TASK OBJECTIVE =
Determine the count of lines holding "person" and give that count alone.

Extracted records
[Start]

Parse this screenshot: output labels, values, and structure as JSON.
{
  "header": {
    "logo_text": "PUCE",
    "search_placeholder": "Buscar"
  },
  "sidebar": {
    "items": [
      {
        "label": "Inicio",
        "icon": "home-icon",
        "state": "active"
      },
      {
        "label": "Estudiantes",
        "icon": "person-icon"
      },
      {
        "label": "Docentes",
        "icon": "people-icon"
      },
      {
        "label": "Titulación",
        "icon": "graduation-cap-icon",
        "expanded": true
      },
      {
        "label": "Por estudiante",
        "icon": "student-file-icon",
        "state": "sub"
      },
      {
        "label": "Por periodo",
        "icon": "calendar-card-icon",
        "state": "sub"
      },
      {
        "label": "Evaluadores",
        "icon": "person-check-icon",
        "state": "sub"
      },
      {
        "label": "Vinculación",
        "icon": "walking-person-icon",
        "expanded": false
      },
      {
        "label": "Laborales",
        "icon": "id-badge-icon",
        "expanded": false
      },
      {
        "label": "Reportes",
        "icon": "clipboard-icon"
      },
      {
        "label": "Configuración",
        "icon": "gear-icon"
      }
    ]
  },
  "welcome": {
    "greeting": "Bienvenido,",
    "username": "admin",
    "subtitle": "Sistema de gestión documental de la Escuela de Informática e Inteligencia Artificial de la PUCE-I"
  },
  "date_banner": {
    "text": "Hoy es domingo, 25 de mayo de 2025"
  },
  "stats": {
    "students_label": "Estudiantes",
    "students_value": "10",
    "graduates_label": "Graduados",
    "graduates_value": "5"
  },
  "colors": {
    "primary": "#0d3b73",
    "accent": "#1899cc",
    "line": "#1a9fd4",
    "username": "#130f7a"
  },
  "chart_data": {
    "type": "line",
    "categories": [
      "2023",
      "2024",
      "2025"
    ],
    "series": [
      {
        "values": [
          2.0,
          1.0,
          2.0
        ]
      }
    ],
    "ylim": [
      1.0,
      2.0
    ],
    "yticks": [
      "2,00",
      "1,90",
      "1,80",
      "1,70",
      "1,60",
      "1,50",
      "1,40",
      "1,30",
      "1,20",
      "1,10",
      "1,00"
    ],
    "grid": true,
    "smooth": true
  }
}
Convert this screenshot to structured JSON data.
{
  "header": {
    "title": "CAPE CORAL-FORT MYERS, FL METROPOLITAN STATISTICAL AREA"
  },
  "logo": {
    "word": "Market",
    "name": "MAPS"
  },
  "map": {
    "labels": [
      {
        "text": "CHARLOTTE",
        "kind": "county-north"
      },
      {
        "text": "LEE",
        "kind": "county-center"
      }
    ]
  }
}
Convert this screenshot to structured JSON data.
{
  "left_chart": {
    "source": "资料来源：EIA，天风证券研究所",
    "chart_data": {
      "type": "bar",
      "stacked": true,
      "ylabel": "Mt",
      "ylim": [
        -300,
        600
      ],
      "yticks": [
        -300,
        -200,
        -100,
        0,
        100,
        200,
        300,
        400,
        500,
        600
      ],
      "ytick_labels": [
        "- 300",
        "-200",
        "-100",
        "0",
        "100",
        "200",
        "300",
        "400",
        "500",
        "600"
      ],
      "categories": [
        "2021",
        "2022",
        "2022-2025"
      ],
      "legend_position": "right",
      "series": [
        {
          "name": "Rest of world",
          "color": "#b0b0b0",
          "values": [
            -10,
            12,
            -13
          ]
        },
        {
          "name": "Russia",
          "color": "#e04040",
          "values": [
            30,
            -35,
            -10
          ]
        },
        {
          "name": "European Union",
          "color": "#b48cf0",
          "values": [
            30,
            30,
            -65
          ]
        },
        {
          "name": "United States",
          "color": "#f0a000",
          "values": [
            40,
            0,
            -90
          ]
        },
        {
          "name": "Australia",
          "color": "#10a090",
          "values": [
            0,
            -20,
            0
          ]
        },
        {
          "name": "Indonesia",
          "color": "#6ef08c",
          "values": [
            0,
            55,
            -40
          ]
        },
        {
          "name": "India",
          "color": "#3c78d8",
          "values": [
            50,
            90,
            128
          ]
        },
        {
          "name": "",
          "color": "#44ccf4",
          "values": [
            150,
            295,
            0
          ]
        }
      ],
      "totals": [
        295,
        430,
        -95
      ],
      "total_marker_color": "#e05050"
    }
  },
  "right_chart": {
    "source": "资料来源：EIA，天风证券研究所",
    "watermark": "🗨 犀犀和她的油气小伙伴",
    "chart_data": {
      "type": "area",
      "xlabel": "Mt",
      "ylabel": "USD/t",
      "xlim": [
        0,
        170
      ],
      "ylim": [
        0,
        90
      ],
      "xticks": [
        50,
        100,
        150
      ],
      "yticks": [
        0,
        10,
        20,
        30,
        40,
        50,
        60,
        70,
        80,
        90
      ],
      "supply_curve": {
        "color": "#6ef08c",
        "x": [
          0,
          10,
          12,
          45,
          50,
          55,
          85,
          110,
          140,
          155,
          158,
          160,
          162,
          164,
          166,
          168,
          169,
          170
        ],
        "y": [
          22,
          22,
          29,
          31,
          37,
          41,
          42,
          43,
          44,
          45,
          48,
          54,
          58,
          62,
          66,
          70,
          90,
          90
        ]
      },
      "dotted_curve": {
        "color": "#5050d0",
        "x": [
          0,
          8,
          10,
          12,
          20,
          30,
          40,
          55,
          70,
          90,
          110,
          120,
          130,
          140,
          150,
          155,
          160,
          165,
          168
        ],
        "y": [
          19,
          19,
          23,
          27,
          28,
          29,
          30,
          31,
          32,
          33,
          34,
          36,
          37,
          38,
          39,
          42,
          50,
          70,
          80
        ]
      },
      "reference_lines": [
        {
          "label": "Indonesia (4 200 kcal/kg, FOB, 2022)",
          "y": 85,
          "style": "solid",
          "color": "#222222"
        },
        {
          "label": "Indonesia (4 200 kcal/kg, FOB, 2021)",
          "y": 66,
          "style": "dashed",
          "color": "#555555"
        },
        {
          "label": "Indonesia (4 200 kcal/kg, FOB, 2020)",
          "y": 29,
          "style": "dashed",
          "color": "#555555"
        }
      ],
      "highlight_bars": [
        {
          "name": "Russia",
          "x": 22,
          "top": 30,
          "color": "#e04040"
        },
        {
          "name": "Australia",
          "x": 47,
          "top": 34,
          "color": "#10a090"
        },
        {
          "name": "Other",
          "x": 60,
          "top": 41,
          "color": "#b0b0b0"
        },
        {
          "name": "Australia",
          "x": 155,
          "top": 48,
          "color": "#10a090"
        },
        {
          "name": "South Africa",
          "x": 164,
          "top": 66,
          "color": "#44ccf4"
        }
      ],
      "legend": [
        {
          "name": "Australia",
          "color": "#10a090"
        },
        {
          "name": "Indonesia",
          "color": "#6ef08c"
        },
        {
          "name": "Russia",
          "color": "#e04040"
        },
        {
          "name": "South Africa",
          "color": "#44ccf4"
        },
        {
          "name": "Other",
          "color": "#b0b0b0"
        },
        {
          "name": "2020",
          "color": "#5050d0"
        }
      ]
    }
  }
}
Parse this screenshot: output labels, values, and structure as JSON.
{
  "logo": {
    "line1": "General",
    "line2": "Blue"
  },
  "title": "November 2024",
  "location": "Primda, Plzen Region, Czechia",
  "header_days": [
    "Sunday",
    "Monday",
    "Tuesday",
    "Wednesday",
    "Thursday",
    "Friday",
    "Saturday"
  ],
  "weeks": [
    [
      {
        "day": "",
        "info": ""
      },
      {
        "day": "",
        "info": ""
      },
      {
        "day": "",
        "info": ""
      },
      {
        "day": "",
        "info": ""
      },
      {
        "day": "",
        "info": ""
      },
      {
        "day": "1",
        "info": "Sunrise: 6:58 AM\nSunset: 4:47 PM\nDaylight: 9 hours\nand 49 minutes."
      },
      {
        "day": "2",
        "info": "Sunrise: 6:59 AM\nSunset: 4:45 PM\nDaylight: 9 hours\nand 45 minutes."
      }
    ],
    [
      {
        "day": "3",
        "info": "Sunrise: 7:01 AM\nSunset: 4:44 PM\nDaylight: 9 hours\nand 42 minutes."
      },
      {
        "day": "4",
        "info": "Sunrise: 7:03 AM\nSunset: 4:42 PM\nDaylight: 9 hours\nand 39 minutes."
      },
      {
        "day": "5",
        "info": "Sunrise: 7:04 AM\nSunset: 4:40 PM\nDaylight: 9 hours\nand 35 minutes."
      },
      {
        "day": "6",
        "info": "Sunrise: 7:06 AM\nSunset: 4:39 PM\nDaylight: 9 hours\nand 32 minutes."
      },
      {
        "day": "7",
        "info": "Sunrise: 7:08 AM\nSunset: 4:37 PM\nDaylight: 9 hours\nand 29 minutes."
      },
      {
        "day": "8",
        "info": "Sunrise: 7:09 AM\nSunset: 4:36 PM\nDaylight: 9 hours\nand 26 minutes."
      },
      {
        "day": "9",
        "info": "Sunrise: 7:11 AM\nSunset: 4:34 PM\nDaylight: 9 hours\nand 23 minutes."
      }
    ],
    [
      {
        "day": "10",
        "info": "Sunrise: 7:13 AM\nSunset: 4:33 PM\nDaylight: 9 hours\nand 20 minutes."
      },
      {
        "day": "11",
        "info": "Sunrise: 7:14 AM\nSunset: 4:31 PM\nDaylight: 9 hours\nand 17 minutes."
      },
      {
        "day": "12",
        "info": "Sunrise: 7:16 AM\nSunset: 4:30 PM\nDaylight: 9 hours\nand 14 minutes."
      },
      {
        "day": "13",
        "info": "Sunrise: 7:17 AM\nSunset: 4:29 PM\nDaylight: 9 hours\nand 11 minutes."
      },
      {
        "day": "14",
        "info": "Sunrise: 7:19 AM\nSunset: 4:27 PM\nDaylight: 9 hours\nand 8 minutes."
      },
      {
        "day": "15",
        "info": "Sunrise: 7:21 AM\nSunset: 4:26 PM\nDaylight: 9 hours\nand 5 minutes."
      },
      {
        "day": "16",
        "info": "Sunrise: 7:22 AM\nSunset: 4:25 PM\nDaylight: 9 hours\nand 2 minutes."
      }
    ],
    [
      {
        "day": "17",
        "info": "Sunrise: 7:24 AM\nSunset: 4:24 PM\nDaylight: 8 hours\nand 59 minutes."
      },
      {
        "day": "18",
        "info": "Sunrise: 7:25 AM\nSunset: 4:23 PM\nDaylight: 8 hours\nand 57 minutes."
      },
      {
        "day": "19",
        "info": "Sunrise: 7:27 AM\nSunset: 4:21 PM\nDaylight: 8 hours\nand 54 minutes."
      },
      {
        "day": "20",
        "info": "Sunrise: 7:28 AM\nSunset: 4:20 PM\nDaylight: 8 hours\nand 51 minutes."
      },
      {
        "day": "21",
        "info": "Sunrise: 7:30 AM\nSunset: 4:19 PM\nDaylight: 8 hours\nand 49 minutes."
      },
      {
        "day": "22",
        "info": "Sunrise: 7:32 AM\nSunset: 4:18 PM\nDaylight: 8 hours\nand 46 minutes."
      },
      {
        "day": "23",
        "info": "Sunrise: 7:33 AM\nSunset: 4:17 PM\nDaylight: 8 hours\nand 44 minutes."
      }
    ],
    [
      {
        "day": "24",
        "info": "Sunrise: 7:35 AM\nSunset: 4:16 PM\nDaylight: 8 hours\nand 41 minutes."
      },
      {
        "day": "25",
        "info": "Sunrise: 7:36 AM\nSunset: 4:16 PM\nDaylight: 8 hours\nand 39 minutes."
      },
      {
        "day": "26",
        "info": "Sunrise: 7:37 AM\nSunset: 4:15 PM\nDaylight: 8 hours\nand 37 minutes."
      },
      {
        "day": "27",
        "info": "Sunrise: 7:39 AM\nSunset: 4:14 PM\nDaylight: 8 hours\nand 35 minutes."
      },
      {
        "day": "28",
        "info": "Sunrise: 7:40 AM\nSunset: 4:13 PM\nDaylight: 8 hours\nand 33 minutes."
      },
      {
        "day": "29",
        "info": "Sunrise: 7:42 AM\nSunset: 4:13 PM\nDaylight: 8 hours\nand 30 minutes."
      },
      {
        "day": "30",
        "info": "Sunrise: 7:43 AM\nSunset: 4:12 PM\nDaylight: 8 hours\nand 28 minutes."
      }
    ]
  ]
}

[End]

OUTPUT FOR THIS TASK =
3